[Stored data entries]
━━━━━━━━
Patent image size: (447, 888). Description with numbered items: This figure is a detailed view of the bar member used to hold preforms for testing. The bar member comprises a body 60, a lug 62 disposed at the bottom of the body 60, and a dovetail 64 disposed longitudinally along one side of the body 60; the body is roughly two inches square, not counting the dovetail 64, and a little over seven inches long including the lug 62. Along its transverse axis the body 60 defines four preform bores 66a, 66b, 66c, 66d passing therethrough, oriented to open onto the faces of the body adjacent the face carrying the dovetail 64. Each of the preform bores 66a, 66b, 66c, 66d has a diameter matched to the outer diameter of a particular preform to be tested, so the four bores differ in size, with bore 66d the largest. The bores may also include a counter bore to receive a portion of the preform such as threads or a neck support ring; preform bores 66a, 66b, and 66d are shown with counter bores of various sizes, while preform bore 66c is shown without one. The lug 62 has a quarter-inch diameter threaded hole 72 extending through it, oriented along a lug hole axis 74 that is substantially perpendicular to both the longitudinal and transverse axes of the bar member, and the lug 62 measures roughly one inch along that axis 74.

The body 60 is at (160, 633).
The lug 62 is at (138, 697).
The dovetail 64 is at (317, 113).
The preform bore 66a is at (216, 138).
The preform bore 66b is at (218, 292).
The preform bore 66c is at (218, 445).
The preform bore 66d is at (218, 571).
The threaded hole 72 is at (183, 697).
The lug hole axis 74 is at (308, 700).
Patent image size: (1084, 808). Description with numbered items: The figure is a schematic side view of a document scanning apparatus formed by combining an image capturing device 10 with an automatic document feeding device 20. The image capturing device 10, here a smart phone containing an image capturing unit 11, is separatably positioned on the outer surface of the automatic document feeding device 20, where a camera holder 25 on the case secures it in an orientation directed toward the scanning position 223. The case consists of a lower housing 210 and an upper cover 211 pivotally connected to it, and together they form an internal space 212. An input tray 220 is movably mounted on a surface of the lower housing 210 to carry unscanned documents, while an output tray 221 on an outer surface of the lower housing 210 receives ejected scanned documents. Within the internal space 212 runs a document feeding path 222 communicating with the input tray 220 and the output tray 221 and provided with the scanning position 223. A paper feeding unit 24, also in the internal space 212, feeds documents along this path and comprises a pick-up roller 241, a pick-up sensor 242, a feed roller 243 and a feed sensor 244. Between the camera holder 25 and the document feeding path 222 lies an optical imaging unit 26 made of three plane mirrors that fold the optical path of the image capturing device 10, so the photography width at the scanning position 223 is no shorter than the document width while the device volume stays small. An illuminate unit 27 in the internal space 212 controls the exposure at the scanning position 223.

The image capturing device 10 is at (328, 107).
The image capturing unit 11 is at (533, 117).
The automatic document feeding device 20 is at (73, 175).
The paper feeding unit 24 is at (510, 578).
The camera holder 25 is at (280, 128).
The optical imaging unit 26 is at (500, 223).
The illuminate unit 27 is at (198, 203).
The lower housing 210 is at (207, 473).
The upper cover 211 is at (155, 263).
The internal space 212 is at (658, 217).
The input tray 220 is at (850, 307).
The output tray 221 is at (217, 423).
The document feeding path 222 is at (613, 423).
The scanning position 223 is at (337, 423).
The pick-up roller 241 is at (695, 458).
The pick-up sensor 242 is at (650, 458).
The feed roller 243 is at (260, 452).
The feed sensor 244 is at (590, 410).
━━━━━━━━
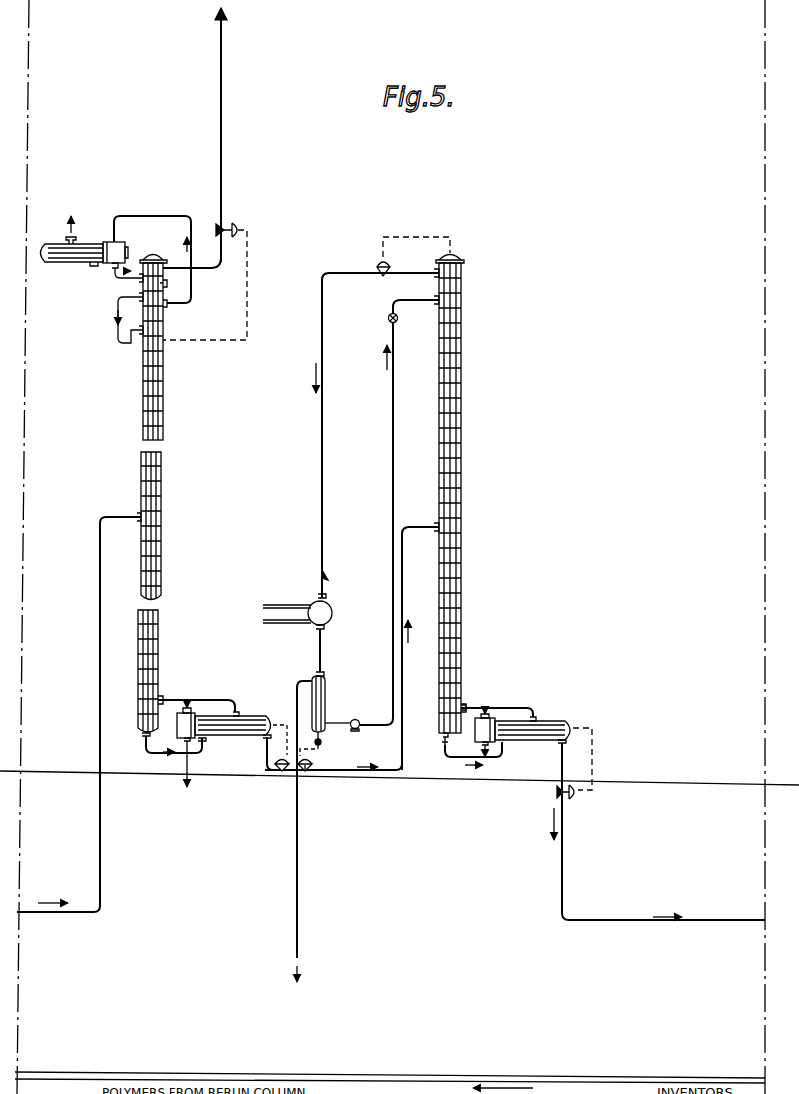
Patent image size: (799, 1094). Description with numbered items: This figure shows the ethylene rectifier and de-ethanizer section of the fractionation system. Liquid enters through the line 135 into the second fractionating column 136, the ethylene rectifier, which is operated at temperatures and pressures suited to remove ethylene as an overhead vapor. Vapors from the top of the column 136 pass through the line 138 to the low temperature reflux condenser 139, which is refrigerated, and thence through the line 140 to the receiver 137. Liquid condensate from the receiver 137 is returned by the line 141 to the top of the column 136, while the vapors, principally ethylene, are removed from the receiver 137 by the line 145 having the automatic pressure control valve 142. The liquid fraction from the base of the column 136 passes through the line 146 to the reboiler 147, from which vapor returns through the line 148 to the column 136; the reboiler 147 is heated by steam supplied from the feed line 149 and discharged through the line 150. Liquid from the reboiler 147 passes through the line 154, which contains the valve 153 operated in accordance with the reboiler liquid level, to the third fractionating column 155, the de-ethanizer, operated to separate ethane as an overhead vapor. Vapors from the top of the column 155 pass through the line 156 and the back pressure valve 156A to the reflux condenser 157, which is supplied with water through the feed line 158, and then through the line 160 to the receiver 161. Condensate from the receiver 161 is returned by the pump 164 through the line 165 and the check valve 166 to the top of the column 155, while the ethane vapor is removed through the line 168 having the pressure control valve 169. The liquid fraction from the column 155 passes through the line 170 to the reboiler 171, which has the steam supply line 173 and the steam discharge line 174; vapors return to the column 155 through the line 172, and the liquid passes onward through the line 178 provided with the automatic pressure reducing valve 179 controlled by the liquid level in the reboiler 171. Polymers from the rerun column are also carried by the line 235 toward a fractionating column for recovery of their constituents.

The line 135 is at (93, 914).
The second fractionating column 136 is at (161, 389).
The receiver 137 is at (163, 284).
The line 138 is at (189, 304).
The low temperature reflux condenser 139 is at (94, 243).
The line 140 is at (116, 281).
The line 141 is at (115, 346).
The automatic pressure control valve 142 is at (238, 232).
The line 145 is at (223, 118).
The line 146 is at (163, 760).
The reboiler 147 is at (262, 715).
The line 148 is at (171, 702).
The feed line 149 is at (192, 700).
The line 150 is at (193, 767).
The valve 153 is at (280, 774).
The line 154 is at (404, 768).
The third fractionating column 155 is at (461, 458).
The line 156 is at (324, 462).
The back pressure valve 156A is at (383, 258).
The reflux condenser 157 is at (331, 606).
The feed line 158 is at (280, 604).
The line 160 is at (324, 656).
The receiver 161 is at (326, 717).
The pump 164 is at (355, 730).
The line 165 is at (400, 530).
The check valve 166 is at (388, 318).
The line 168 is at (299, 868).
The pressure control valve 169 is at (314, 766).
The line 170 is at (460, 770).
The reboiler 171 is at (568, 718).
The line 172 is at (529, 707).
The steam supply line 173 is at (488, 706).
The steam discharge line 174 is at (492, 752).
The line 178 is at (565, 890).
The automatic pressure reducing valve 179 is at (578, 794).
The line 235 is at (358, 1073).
━━━━━━━━
Return, word for word, the lines of the records that begin with the line containing "Patent image size: (1084, 808)." and end with the line containing "The image capturing device 10 is", including both of those lines.

Patent image size: (1084, 808). Description with numbered items: The figure is a schematic side view of a document scanning apparatus formed by combining an image capturing device 10 with an automatic document feeding device 20. The image capturing device 10, here a smart phone containing an image capturing unit 11, is separatably positioned on the outer surface of the automatic document feeding device 20, where a camera holder 25 on the case secures it in an orientation directed toward the scanning position 223. The case consists of a lower housing 210 and an upper cover 211 pivotally connected to it, and together they form an internal space 212. An input tray 220 is movably mounted on a surface of the lower housing 210 to carry unscanned documents, while an output tray 221 on an outer surface of the lower housing 210 receives ejected scanned documents. Within the internal space 212 runs a document feeding path 222 communicating with the input tray 220 and the output tray 221 and provided with the scanning position 223. A paper feeding unit 24, also in the internal space 212, feeds documents along this path and comprises a pick-up roller 241, a pick-up sensor 242, a feed roller 243 and a feed sensor 244. Between the camera holder 25 and the document feeding path 222 lies an optical imaging unit 26 made of three plane mirrors that fold the optical path of the image capturing device 10, so the photography width at the scanning position 223 is no shorter than the document width while the device volume stays small. An illuminate unit 27 in the internal space 212 controls the exposure at the scanning position 223.

The image capturing device 10 is at (328, 107).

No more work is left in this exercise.